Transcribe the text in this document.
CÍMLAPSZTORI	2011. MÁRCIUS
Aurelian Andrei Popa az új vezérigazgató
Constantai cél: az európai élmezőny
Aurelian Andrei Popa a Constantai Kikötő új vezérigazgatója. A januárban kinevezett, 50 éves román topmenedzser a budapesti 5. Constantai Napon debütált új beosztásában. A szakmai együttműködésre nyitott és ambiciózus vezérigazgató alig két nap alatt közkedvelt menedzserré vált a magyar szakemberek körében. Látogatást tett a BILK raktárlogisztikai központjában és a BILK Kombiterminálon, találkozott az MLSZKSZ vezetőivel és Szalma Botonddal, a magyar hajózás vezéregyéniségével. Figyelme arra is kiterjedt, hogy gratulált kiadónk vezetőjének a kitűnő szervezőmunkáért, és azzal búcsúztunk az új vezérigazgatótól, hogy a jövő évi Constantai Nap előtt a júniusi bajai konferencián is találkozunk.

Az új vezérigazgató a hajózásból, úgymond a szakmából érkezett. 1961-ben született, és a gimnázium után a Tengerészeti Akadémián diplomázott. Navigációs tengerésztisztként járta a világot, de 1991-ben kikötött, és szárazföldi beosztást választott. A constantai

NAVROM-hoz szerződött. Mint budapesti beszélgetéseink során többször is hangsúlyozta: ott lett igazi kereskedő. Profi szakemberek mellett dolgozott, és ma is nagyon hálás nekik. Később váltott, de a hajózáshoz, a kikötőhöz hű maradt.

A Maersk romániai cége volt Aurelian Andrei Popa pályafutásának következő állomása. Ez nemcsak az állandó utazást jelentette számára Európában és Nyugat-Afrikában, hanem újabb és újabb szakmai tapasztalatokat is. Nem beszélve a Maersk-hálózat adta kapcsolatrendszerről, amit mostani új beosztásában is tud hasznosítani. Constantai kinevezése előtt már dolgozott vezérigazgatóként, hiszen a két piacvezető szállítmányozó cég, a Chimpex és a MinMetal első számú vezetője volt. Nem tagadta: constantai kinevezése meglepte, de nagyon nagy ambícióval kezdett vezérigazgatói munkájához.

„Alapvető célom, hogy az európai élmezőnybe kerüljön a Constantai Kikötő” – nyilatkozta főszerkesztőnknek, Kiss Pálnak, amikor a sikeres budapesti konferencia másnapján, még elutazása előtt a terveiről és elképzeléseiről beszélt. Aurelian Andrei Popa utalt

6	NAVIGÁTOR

*****

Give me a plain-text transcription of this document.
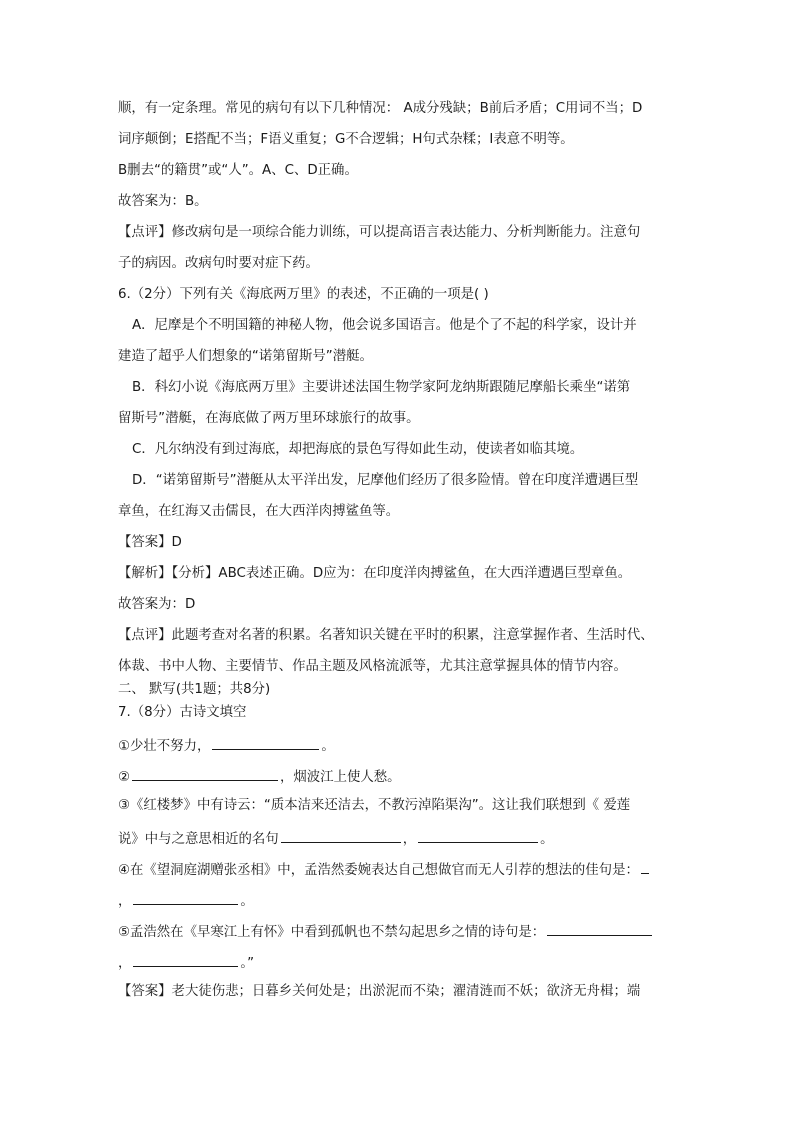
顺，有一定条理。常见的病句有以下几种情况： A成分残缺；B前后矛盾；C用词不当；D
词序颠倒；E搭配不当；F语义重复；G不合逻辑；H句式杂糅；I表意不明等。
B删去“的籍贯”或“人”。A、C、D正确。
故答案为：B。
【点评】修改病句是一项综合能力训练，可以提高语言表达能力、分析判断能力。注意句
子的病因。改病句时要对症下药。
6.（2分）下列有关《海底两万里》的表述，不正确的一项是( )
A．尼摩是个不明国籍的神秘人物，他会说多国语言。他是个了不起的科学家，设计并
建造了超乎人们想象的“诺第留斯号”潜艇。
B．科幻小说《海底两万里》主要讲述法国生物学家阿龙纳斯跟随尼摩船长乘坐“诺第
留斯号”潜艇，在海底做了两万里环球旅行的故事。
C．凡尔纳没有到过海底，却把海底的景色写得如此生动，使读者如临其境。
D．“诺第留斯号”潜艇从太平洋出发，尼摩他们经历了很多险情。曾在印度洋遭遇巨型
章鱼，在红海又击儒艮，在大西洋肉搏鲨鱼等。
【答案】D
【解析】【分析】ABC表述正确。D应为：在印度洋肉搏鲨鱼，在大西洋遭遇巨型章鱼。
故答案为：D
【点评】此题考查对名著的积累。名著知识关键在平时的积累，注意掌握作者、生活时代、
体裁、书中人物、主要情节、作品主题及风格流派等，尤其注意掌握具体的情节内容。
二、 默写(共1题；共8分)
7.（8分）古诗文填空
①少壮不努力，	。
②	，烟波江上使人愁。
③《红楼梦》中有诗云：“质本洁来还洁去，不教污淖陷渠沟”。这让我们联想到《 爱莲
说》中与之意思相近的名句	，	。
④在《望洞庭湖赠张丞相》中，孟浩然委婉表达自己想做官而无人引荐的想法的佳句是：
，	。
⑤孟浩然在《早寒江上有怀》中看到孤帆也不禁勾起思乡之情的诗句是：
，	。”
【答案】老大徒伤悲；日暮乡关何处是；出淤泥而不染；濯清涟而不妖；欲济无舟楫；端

*****

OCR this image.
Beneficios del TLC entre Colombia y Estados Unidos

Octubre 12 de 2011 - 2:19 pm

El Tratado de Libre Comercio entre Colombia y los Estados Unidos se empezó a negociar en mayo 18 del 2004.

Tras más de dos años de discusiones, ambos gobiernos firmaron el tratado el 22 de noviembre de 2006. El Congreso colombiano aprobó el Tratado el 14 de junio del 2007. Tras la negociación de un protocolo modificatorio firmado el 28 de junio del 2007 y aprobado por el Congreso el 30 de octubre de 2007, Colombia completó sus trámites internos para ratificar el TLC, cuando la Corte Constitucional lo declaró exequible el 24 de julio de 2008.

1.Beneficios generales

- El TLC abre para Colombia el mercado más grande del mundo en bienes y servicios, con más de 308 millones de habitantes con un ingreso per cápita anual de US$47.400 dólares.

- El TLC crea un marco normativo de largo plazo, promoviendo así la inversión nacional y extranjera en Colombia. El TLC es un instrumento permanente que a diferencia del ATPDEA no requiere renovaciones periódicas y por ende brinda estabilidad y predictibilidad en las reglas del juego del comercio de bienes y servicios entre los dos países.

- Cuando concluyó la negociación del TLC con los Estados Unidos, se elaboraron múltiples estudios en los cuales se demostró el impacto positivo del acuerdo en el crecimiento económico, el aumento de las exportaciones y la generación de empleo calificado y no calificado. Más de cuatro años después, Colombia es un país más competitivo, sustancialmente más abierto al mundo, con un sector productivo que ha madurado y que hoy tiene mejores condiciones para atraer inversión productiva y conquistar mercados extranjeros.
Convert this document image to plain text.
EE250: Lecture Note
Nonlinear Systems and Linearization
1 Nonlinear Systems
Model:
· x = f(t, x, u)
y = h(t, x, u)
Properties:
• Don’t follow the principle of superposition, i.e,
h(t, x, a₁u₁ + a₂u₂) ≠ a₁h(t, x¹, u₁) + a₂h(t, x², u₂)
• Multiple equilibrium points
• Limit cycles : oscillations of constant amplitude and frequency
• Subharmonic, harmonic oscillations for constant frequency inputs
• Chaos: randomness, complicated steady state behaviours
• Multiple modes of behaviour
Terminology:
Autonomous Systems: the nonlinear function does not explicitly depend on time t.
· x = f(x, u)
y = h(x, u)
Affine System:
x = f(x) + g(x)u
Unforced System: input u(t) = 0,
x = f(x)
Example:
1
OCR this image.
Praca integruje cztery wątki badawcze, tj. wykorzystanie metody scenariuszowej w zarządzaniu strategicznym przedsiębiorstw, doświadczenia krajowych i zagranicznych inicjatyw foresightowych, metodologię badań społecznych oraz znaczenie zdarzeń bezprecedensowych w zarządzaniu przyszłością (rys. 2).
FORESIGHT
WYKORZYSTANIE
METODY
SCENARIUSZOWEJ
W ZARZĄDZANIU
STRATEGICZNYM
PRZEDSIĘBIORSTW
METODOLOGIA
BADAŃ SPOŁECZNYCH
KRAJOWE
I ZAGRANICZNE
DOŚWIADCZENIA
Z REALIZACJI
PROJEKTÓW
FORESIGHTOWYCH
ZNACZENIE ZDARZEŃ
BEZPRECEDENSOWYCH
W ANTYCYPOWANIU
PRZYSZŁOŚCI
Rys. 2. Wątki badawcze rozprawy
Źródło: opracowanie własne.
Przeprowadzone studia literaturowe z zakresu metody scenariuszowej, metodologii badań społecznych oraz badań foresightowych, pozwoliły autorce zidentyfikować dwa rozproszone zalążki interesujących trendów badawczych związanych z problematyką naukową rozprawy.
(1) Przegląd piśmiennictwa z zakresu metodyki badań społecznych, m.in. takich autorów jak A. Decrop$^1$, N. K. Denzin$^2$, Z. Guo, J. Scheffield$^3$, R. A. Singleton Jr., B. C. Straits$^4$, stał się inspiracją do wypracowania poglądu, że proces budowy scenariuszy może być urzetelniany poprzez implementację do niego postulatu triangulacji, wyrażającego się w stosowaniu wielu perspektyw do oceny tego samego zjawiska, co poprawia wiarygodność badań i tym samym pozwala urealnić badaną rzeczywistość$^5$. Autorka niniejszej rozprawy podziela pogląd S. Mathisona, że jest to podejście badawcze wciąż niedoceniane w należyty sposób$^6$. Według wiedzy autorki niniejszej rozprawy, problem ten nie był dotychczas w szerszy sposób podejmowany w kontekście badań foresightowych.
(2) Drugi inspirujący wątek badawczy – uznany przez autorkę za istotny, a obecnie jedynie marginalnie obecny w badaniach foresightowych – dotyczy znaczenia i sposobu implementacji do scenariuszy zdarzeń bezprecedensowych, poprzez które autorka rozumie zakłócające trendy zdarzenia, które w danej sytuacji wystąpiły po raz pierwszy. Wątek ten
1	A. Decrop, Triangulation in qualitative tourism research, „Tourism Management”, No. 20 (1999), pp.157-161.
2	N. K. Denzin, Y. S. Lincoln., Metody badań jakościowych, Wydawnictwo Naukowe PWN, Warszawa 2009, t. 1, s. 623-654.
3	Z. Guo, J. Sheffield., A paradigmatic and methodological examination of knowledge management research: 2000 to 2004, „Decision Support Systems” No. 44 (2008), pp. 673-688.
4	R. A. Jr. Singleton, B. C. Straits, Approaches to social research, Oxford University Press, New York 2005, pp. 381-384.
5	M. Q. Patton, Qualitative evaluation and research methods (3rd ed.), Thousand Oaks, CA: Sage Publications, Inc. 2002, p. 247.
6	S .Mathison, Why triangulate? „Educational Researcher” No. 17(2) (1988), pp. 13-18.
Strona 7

*****

OBJECTIVE:
Give the number of lines where the string "plain" occurs, without any further text.

TASK RESPONSE:
2